Problem requirements: Gather all lines with the word "Einbau" in them.
___ Given records ___
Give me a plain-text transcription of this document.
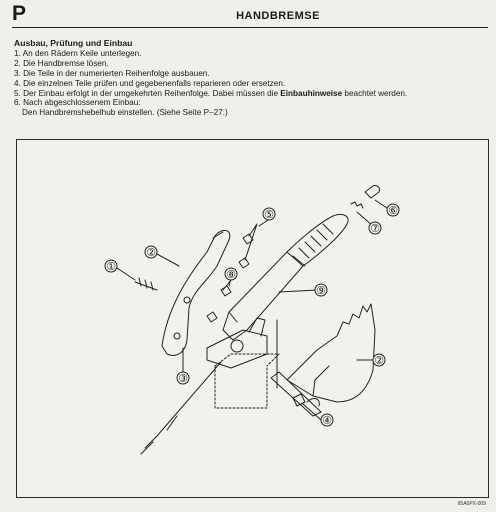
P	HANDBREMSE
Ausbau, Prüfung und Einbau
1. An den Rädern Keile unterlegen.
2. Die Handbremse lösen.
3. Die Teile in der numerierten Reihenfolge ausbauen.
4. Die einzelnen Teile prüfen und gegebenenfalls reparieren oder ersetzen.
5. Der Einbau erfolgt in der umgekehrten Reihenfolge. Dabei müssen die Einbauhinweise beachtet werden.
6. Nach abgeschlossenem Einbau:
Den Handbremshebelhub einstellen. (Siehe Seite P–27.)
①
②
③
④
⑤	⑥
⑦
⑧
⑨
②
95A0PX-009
___
___ Given records ___
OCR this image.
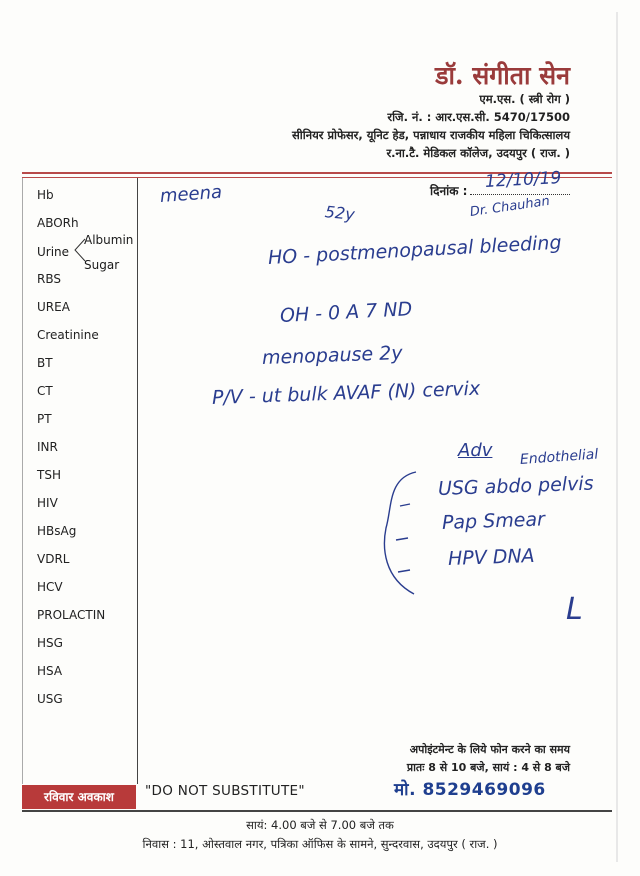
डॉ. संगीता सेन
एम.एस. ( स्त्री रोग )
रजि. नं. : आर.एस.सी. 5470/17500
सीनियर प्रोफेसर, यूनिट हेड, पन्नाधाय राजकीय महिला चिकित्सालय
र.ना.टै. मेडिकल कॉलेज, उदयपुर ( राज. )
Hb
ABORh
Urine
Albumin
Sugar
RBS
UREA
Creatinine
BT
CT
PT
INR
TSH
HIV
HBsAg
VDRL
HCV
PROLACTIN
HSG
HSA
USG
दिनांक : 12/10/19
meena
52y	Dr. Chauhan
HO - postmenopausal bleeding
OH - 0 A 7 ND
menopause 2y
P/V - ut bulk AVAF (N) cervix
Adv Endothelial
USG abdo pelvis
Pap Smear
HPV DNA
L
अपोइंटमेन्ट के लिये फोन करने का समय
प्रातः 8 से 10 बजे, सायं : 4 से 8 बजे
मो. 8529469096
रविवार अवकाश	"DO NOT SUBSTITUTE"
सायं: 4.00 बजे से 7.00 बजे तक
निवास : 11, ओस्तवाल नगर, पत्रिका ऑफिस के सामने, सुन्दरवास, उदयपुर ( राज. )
___
Exercise output:
Ausbau, Prüfung und Einbau
5. Der Einbau erfolgt in der umgekehrten Reihenfolge. Dabei müssen die Einbauhinweise beachtet werden.
6. Nach abgeschlossenem Einbau:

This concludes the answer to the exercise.